Given task
Return the number of lines that include the string "JSON", without any other text.

-- -- --

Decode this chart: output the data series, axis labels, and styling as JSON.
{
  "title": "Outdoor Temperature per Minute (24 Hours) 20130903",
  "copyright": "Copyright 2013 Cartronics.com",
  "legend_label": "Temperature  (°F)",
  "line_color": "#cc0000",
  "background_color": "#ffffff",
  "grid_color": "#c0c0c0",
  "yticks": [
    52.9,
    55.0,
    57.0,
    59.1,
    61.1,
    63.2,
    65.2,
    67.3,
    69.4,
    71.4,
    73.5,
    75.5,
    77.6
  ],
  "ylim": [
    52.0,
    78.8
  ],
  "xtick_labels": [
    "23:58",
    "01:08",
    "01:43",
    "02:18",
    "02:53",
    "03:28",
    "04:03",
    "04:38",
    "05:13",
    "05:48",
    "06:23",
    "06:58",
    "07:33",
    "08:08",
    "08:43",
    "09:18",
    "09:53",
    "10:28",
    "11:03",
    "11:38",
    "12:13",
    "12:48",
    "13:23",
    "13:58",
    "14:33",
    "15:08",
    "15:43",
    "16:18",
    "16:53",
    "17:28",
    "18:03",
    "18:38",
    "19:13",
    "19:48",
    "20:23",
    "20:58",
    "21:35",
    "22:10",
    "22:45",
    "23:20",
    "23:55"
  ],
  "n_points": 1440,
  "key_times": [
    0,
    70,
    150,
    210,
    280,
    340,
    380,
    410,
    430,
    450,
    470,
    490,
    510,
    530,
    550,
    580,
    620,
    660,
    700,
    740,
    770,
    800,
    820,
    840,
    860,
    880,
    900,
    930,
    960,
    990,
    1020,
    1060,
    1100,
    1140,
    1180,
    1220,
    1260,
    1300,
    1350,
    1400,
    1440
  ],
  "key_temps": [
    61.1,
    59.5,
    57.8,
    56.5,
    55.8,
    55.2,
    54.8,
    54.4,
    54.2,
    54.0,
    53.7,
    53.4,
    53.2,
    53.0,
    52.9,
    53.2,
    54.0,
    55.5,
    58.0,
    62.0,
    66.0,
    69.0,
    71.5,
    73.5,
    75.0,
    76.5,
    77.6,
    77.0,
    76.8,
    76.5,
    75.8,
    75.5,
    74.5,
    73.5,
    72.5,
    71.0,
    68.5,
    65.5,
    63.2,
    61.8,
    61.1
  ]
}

-- -- --

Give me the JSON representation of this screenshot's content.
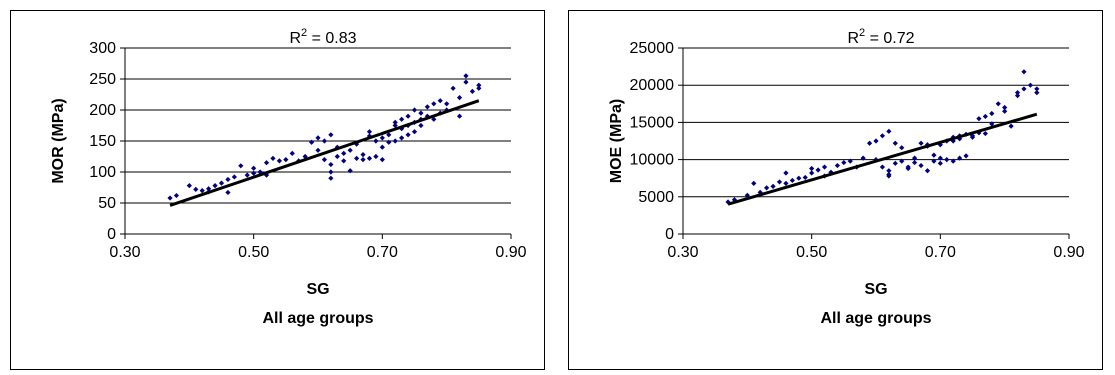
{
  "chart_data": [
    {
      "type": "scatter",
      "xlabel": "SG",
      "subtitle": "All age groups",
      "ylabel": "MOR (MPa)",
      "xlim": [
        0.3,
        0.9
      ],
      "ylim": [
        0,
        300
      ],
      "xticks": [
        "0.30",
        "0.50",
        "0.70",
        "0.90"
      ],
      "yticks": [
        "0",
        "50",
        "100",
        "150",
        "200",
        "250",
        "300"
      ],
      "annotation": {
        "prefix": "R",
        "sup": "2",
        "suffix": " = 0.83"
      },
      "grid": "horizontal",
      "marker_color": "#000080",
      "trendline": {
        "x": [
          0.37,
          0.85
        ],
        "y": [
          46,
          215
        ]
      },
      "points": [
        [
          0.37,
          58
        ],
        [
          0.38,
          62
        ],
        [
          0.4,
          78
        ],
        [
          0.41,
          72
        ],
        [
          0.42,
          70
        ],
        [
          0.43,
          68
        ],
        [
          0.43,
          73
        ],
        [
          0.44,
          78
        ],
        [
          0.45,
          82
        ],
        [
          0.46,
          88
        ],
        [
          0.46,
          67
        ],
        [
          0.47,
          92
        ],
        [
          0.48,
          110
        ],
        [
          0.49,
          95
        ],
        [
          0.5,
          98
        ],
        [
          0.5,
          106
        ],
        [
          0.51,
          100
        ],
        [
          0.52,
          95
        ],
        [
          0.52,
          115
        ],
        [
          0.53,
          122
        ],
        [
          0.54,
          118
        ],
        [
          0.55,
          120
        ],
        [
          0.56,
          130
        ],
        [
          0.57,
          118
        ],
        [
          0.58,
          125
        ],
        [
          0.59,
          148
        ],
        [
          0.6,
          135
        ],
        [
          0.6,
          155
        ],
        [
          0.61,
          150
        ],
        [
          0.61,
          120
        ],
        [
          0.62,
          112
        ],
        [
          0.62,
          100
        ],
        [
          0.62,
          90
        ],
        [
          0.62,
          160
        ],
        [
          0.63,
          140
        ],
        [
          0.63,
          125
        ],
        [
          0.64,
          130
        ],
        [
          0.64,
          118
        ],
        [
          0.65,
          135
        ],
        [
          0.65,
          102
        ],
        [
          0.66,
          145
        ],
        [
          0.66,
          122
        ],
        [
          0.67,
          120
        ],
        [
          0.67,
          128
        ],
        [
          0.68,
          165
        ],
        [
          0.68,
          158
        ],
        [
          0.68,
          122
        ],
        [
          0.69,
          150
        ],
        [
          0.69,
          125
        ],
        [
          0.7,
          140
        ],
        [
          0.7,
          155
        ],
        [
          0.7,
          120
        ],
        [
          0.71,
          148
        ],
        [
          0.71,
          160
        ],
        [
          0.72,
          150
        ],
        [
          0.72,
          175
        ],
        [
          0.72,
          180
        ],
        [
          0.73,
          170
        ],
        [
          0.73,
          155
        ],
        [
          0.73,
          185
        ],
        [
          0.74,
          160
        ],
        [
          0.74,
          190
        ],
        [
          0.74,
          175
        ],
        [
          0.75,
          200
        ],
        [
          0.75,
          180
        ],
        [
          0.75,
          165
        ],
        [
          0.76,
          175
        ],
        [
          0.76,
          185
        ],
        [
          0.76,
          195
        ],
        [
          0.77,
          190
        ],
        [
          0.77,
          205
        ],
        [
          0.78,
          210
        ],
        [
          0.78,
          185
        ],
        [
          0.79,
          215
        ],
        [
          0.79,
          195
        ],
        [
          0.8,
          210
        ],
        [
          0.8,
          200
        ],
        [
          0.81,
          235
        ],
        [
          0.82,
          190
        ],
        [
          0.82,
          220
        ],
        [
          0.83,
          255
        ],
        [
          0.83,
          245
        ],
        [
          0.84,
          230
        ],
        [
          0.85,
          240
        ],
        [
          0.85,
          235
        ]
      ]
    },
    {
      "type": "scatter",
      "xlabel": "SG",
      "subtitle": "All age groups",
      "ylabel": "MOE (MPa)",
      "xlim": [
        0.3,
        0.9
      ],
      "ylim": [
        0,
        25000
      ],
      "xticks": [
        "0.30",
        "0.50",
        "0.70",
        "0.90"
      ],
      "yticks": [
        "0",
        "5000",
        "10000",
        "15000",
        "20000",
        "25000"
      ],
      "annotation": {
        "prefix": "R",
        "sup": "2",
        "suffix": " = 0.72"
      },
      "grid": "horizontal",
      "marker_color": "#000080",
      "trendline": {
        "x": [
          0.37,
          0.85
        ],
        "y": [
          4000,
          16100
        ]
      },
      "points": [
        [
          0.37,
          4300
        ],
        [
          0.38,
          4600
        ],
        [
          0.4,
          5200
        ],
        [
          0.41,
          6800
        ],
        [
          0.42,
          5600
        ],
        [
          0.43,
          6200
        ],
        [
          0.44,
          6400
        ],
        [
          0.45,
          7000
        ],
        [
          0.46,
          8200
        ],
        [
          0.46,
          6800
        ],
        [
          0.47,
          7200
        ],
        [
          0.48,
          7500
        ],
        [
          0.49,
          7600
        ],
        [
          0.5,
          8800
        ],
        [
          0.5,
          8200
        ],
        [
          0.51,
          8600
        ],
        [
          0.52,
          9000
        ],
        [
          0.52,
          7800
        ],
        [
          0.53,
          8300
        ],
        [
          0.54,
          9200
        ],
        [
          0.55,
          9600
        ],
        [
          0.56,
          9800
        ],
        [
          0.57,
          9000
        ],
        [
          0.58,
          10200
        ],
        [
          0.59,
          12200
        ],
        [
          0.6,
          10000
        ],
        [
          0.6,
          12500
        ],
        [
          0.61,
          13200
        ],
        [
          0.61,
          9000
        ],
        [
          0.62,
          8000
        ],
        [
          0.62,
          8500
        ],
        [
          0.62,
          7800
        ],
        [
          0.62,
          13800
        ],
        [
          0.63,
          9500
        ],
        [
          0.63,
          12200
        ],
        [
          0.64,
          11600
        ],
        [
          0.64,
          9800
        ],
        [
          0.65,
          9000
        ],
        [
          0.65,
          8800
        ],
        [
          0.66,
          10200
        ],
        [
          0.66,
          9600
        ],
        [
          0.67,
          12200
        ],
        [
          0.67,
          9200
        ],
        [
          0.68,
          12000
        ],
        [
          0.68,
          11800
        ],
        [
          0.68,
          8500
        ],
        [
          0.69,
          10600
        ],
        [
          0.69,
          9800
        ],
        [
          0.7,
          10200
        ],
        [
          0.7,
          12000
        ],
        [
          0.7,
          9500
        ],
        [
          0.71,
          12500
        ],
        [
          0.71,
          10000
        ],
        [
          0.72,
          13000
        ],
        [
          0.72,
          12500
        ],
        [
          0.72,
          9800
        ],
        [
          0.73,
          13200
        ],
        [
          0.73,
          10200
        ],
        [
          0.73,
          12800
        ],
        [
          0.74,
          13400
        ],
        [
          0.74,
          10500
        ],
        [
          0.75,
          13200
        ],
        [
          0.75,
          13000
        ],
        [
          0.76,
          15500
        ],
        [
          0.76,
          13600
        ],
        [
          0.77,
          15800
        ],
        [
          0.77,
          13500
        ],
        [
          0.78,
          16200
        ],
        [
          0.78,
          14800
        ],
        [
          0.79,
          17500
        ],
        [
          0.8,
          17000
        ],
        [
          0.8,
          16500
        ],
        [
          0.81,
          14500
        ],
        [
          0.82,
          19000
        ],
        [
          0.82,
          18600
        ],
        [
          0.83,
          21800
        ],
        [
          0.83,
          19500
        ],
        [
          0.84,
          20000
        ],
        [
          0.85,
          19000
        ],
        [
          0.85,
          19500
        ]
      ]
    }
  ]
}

-- -- --

Full solution
2